• [Written problem]:
Look below. Copy each line that has "document" in it.

• [Materials provided]:

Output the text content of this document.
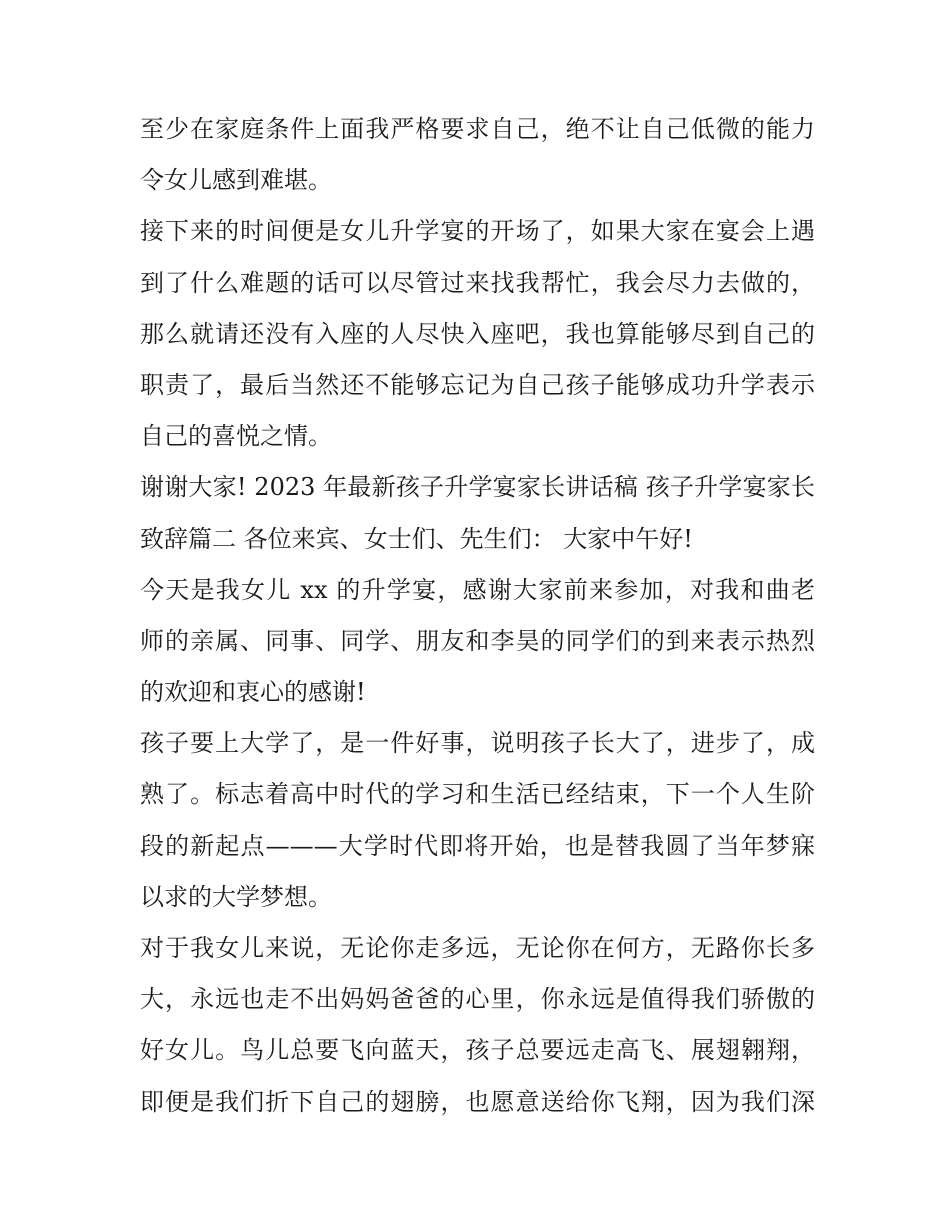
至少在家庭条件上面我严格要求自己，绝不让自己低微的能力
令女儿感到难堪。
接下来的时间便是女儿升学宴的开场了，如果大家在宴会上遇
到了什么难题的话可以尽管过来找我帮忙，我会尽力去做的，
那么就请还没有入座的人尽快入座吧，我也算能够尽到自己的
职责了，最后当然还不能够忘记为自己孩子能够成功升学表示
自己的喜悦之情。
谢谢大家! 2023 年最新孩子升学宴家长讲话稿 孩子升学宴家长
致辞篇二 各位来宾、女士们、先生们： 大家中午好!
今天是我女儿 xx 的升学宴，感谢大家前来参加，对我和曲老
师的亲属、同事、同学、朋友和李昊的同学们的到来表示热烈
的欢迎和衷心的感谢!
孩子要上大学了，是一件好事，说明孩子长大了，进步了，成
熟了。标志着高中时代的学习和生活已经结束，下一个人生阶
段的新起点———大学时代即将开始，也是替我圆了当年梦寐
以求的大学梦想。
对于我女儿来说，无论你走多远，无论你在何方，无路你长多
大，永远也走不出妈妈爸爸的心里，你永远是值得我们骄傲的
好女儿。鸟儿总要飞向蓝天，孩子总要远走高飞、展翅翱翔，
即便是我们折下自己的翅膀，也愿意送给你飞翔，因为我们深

==

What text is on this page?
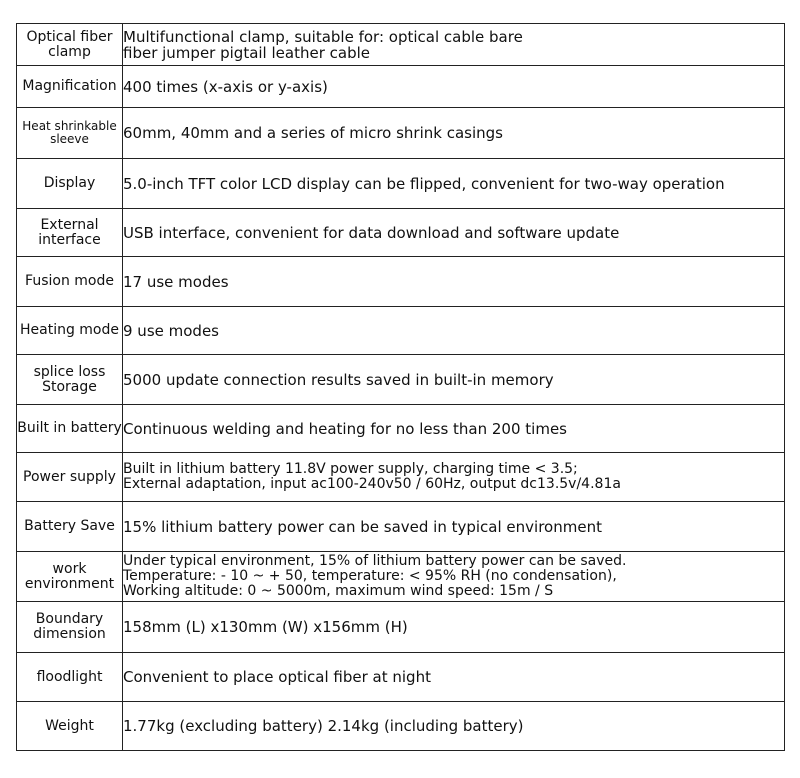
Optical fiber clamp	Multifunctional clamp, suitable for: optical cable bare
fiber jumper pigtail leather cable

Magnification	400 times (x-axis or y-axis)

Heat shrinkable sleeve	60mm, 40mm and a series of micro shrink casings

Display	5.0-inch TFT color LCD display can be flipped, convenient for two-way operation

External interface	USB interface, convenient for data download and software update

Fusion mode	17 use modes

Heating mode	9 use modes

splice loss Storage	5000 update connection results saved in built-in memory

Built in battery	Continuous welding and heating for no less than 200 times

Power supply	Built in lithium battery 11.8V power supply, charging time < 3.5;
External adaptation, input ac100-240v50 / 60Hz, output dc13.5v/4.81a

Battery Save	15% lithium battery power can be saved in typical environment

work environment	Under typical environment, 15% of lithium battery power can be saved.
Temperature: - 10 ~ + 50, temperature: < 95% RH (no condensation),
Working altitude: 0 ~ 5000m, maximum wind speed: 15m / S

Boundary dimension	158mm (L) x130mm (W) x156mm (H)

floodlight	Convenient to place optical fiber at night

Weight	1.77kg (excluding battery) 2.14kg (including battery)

...

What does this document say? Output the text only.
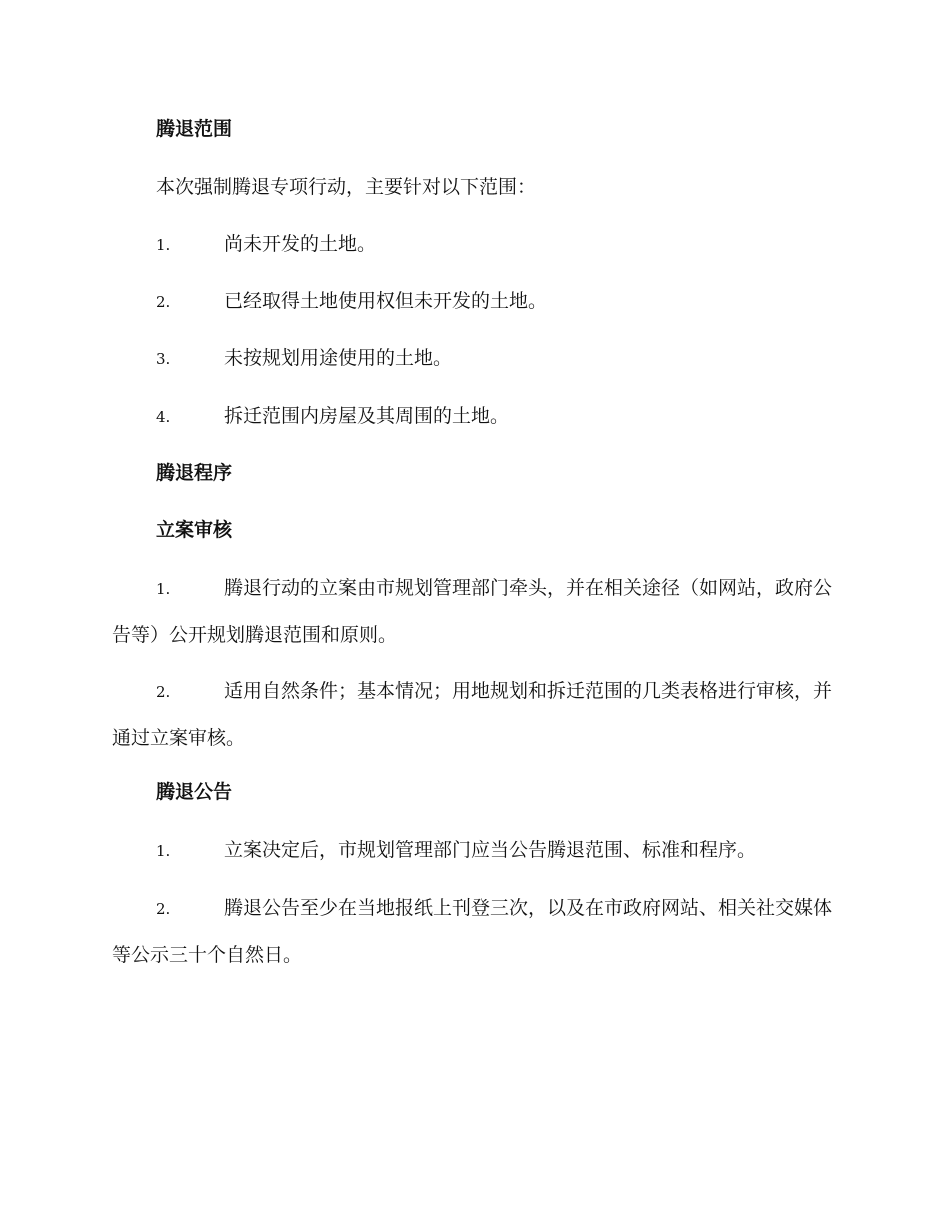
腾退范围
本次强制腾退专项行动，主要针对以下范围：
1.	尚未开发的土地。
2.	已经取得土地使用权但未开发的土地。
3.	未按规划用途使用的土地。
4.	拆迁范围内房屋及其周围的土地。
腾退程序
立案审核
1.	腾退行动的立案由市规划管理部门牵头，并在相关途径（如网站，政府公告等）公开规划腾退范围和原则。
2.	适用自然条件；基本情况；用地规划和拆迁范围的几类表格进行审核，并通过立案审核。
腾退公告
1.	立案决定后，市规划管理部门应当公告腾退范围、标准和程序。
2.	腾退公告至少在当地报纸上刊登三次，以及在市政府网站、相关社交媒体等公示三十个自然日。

• [The result]:
Output the text content of this document.
What does this document say? Output the text only.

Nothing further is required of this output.